-- Begin --

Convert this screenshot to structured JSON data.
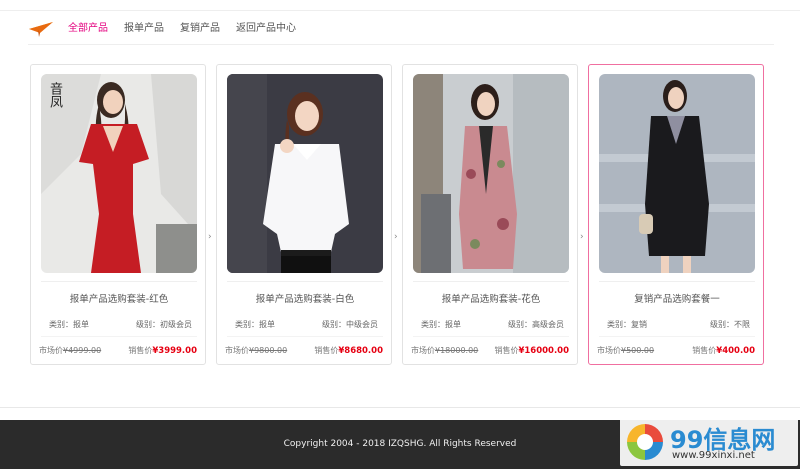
{
  "nav": {
    "tabs": [
      {
        "label": "全部产品",
        "active": true
      },
      {
        "label": "报单产品",
        "active": false
      },
      {
        "label": "复销产品",
        "active": false
      },
      {
        "label": "返回产品中心",
        "active": false
      }
    ],
    "accent_color": "#e4007f"
  },
  "products": [
    {
      "title": "报单产品选购套装-红色",
      "category_label": "类别：",
      "category": "报单",
      "level_label": "级别：",
      "level": "初级会员",
      "market_label": "市场价",
      "market_price": "¥4999.00",
      "sale_label": "销售价",
      "sale_price": "¥3999.00",
      "photo_caption": "音凤"
    },
    {
      "title": "报单产品选购套装-白色",
      "category_label": "类别：",
      "category": "报单",
      "level_label": "级别：",
      "level": "中级会员",
      "market_label": "市场价",
      "market_price": "¥9800.00",
      "sale_label": "销售价",
      "sale_price": "¥8680.00"
    },
    {
      "title": "报单产品选购套装-花色",
      "category_label": "类别：",
      "category": "报单",
      "level_label": "级别：",
      "level": "高级会员",
      "market_label": "市场价",
      "market_price": "¥18000.00",
      "sale_label": "销售价",
      "sale_price": "¥16000.00"
    },
    {
      "title": "复销产品选购套餐一",
      "category_label": "类别：",
      "category": "复销",
      "level_label": "级别：",
      "level": "不限",
      "market_label": "市场价",
      "market_price": "¥500.00",
      "sale_label": "销售价",
      "sale_price": "¥400.00"
    }
  ],
  "footer": {
    "copyright": "Copyright 2004 - 2018 IZQSHG. All Rights Reserved"
  },
  "watermark": {
    "brand_num": "99",
    "brand_text": "信息网",
    "url": "www.99xinxi.net"
  },
  "colors": {
    "sale_price": "#e60012",
    "highlight_border": "#f06fa0",
    "footer_bg": "#2b2b2b"
  }
}
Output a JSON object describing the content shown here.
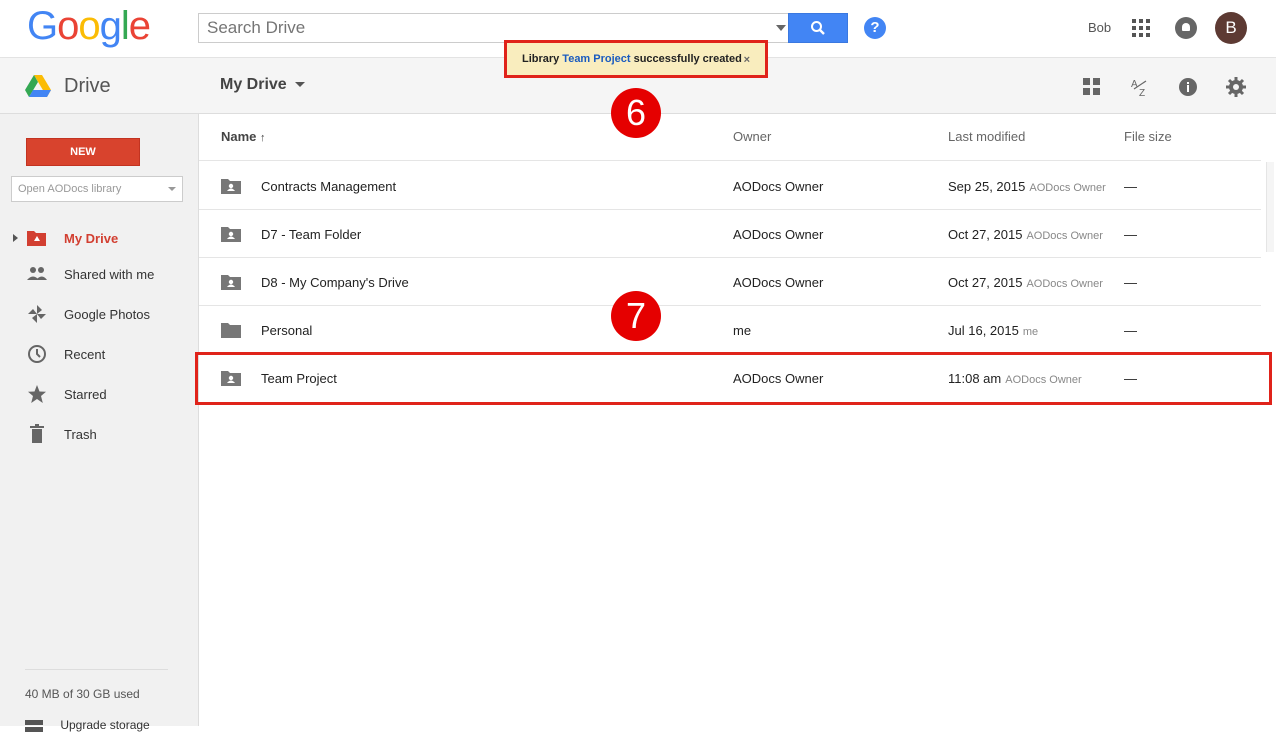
{
  "topbar": {
    "logo": [
      "G",
      "o",
      "o",
      "g",
      "l",
      "e"
    ],
    "logo_colors": [
      "#4285f4",
      "#ea4335",
      "#fbbc05",
      "#4285f4",
      "#34a853",
      "#ea4335"
    ],
    "search_placeholder": "Search Drive",
    "user_name": "Bob",
    "avatar_letter": "B"
  },
  "toast": {
    "prefix": "Library",
    "library_name": "Team Project",
    "suffix": "successfully created",
    "close": "×"
  },
  "subbar": {
    "app_name": "Drive",
    "location": "My Drive"
  },
  "sidebar": {
    "new_label": "NEW",
    "aodocs_placeholder": "Open AODocs library",
    "items": [
      {
        "label": "My Drive",
        "icon": "my-drive-icon",
        "active": true
      },
      {
        "label": "Shared with me",
        "icon": "shared-people-icon"
      },
      {
        "label": "Google Photos",
        "icon": "photos-pinwheel-icon"
      },
      {
        "label": "Recent",
        "icon": "clock-icon"
      },
      {
        "label": "Starred",
        "icon": "star-icon"
      },
      {
        "label": "Trash",
        "icon": "trash-icon"
      }
    ],
    "storage": "40 MB of 30 GB used",
    "upgrade": "Upgrade storage"
  },
  "list": {
    "headers": {
      "name": "Name",
      "sort_arrow": "↑",
      "owner": "Owner",
      "modified": "Last modified",
      "size": "File size"
    },
    "rows": [
      {
        "name": "Contracts Management",
        "owner": "AODocs Owner",
        "modified": "Sep 25, 2015",
        "modified_by": "AODocs Owner",
        "size": "—",
        "shared": true
      },
      {
        "name": "D7 - Team Folder",
        "owner": "AODocs Owner",
        "modified": "Oct 27, 2015",
        "modified_by": "AODocs Owner",
        "size": "—",
        "shared": true
      },
      {
        "name": "D8 - My Company's Drive",
        "owner": "AODocs Owner",
        "modified": "Oct 27, 2015",
        "modified_by": "AODocs Owner",
        "size": "—",
        "shared": true
      },
      {
        "name": "Personal",
        "owner": "me",
        "modified": "Jul 16, 2015",
        "modified_by": "me",
        "size": "—",
        "shared": false
      },
      {
        "name": "Team Project",
        "owner": "AODocs Owner",
        "modified": "11:08 am",
        "modified_by": "AODocs Owner",
        "size": "—",
        "shared": true
      }
    ]
  },
  "annotations": {
    "step_6": "6",
    "step_7": "7",
    "color": "#e50000"
  }
}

-- End --

*WORK REQUIRED*
Write the listing out a second time exactly, dropping all images.

*EXERCISE RESPONSE*
Convert this screenshot to structured JSON data.
{
  "nav": {
    "tabs": [
      {
        "label": "全部产品",
        "active": true
      },
      {
        "label": "报单产品",
        "active": false
      },
      {
        "label": "复销产品",
        "active": false
      },
      {
        "label": "返回产品中心",
        "active": false
      }
    ],
    "accent_color": "#e4007f"
  },
  "products": [
    {
      "title": "报单产品选购套装-红色",
      "category_label": "类别：",
      "category": "报单",
      "level_label": "级别：",
      "level": "初级会员",
      "market_label": "市场价",
      "market_price": "¥4999.00",
      "sale_label": "销售价",
      "sale_price": "¥3999.00",
      "photo_caption": "音凤"
    },
    {
      "title": "报单产品选购套装-白色",
      "category_label": "类别：",
      "category": "报单",
      "level_label": "级别：",
      "level": "中级会员",
      "market_label": "市场价",
      "market_price": "¥9800.00",
      "sale_label": "销售价",
      "sale_price": "¥8680.00"
    },
    {
      "title": "报单产品选购套装-花色",
      "category_label": "类别：",
      "category": "报单",
      "level_label": "级别：",
      "level": "高级会员",
      "market_label": "市场价",
      "market_price": "¥18000.00",
      "sale_label": "销售价",
      "sale_price": "¥16000.00"
    },
    {
      "title": "复销产品选购套餐一",
      "category_label": "类别：",
      "category": "复销",
      "level_label": "级别：",
      "level": "不限",
      "market_label": "市场价",
      "market_price": "¥500.00",
      "sale_label": "销售价",
      "sale_price": "¥400.00"
    }
  ],
  "footer": {
    "copyright": "Copyright 2004 - 2018 IZQSHG. All Rights Reserved"
  },
  "watermark": {
    "brand_num": "99",
    "brand_text": "信息网",
    "url": "www.99xinxi.net"
  },
  "colors": {
    "sale_price": "#e60012",
    "highlight_border": "#f06fa0",
    "footer_bg": "#2b2b2b"
  }
}
Output a JSON object describing the content shown here.
{
  "topbar": {
    "logo": [
      "G",
      "o",
      "o",
      "g",
      "l",
      "e"
    ],
    "logo_colors": [
      "#4285f4",
      "#ea4335",
      "#fbbc05",
      "#4285f4",
      "#34a853",
      "#ea4335"
    ],
    "search_placeholder": "Search Drive",
    "user_name": "Bob",
    "avatar_letter": "B"
  },
  "toast": {
    "prefix": "Library",
    "library_name": "Team Project",
    "suffix": "successfully created",
    "close": "×"
  },
  "subbar": {
    "app_name": "Drive",
    "location": "My Drive"
  },
  "sidebar": {
    "new_label": "NEW",
    "aodocs_placeholder": "Open AODocs library",
    "items": [
      {
        "label": "My Drive",
        "icon": "my-drive-icon",
        "active": true
      },
      {
        "label": "Shared with me",
        "icon": "shared-people-icon"
      },
      {
        "label": "Google Photos",
        "icon": "photos-pinwheel-icon"
      },
      {
        "label": "Recent",
        "icon": "clock-icon"
      },
      {
        "label": "Starred",
        "icon": "star-icon"
      },
      {
        "label": "Trash",
        "icon": "trash-icon"
      }
    ],
    "storage": "40 MB of 30 GB used",
    "upgrade": "Upgrade storage"
  },
  "list": {
    "headers": {
      "name": "Name",
      "sort_arrow": "↑",
      "owner": "Owner",
      "modified": "Last modified",
      "size": "File size"
    },
    "rows": [
      {
        "name": "Contracts Management",
        "owner": "AODocs Owner",
        "modified": "Sep 25, 2015",
        "modified_by": "AODocs Owner",
        "size": "—",
        "shared": true
      },
      {
        "name": "D7 - Team Folder",
        "owner": "AODocs Owner",
        "modified": "Oct 27, 2015",
        "modified_by": "AODocs Owner",
        "size": "—",
        "shared": true
      },
      {
        "name": "D8 - My Company's Drive",
        "owner": "AODocs Owner",
        "modified": "Oct 27, 2015",
        "modified_by": "AODocs Owner",
        "size": "—",
        "shared": true
      },
      {
        "name": "Personal",
        "owner": "me",
        "modified": "Jul 16, 2015",
        "modified_by": "me",
        "size": "—",
        "shared": false
      },
      {
        "name": "Team Project",
        "owner": "AODocs Owner",
        "modified": "11:08 am",
        "modified_by": "AODocs Owner",
        "size": "—",
        "shared": true
      }
    ]
  },
  "annotations": {
    "step_6": "6",
    "step_7": "7",
    "color": "#e50000"
  }
}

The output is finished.